Aim » Search the listing below for the string "document" and show each line that contains it.

Stored items:
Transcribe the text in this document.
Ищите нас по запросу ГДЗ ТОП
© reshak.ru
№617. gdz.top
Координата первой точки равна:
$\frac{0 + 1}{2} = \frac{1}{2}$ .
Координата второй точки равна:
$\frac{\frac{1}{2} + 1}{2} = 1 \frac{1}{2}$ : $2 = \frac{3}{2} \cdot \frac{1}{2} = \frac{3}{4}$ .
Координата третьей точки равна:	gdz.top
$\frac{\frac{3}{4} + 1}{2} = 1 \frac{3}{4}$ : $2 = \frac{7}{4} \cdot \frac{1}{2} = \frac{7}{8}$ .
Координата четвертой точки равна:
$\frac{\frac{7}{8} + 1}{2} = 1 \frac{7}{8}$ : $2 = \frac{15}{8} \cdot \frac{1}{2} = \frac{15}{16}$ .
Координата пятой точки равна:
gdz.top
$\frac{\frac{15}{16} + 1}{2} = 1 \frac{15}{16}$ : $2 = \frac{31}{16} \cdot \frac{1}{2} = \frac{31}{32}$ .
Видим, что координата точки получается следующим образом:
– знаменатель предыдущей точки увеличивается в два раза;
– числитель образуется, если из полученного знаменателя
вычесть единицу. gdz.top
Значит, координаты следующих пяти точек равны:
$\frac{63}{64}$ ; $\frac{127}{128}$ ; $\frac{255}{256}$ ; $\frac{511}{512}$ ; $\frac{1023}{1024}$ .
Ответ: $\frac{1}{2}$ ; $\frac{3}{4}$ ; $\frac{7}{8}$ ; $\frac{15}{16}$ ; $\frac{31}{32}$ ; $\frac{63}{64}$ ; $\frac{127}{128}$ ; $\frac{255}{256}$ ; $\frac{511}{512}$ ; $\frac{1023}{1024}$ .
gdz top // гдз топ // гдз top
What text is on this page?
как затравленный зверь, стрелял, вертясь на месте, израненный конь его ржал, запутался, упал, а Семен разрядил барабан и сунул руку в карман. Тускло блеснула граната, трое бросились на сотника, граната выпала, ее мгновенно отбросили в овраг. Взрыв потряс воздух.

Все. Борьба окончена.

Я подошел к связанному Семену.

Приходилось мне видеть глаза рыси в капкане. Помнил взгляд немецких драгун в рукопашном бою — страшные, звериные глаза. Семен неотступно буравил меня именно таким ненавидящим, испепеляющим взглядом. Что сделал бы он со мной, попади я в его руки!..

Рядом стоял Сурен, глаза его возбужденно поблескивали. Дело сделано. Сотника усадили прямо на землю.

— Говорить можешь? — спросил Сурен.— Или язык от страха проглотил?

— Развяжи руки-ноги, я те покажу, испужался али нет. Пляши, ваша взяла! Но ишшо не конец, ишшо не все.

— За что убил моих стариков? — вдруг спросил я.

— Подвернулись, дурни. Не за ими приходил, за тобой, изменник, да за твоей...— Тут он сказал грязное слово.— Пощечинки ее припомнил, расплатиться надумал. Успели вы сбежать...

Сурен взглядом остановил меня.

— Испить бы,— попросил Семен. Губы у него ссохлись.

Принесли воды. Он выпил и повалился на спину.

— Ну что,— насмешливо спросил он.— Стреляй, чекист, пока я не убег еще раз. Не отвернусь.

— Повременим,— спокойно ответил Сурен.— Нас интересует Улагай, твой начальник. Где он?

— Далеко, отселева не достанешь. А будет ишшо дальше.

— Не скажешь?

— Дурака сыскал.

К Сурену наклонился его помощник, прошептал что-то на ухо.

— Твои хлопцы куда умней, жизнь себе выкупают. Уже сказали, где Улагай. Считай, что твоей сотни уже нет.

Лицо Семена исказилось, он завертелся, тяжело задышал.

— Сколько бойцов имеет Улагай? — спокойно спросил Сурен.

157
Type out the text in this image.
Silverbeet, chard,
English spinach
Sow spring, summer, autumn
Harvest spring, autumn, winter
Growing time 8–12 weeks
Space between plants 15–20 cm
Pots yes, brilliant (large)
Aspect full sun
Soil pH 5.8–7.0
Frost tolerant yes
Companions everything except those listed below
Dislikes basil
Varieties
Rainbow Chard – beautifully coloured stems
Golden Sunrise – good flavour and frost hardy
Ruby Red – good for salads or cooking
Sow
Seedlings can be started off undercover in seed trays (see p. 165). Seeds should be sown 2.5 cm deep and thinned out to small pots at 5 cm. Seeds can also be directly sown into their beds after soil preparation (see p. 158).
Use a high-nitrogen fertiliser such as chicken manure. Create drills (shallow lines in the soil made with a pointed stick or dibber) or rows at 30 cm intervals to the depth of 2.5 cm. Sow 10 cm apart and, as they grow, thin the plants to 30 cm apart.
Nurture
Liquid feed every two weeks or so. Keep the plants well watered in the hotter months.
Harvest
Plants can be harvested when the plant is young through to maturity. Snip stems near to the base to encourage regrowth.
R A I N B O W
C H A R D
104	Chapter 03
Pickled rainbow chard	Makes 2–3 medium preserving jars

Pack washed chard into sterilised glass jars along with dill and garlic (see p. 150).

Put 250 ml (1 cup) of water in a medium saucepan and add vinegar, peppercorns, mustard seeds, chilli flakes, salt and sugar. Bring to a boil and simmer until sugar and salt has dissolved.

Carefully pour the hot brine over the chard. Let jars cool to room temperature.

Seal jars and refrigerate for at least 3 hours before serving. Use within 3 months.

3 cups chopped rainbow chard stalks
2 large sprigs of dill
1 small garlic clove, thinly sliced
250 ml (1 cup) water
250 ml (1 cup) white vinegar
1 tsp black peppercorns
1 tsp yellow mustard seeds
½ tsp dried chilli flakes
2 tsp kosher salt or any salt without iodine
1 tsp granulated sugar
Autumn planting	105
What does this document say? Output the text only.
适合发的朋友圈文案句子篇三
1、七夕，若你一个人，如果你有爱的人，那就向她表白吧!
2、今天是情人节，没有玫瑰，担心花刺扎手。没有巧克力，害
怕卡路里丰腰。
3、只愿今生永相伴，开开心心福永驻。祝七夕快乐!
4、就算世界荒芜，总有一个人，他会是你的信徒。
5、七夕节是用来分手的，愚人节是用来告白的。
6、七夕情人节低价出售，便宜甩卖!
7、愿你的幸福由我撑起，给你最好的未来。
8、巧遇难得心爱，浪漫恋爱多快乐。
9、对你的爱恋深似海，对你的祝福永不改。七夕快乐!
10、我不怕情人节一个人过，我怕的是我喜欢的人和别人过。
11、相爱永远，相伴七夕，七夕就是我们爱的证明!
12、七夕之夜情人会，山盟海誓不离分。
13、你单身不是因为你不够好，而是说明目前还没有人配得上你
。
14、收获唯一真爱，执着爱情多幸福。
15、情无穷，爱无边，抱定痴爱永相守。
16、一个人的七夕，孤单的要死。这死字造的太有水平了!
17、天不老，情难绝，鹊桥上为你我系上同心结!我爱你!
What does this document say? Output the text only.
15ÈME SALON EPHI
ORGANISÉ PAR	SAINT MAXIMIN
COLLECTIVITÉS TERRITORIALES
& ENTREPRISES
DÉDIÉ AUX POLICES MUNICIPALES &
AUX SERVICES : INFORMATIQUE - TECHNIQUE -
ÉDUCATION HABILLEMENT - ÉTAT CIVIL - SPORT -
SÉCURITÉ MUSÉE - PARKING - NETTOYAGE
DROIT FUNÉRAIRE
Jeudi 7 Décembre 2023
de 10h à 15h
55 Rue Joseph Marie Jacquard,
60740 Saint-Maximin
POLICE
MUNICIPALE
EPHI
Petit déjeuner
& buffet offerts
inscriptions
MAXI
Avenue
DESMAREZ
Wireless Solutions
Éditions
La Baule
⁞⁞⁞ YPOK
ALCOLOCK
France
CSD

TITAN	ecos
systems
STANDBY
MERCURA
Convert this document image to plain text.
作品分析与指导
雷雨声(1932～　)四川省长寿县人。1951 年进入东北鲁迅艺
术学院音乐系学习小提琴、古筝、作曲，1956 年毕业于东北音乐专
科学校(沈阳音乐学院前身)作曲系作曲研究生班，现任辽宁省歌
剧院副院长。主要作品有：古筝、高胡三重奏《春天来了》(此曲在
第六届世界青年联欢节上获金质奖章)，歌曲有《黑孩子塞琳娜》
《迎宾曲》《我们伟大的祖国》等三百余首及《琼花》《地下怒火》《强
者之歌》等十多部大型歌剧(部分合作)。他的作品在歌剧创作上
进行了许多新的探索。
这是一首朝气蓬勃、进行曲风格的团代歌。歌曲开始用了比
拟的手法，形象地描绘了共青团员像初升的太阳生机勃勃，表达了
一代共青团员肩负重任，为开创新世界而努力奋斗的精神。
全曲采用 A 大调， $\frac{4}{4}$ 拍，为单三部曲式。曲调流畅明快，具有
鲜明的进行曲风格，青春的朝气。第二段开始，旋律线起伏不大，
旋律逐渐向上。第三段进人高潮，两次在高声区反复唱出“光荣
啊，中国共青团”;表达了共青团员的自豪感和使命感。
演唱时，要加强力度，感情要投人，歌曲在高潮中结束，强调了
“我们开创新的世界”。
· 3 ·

Answer below »
Transcribe the text in this document.
What does this document say? Output the text only.
What does this document say? Output the text only.
Convert this document image to plain text.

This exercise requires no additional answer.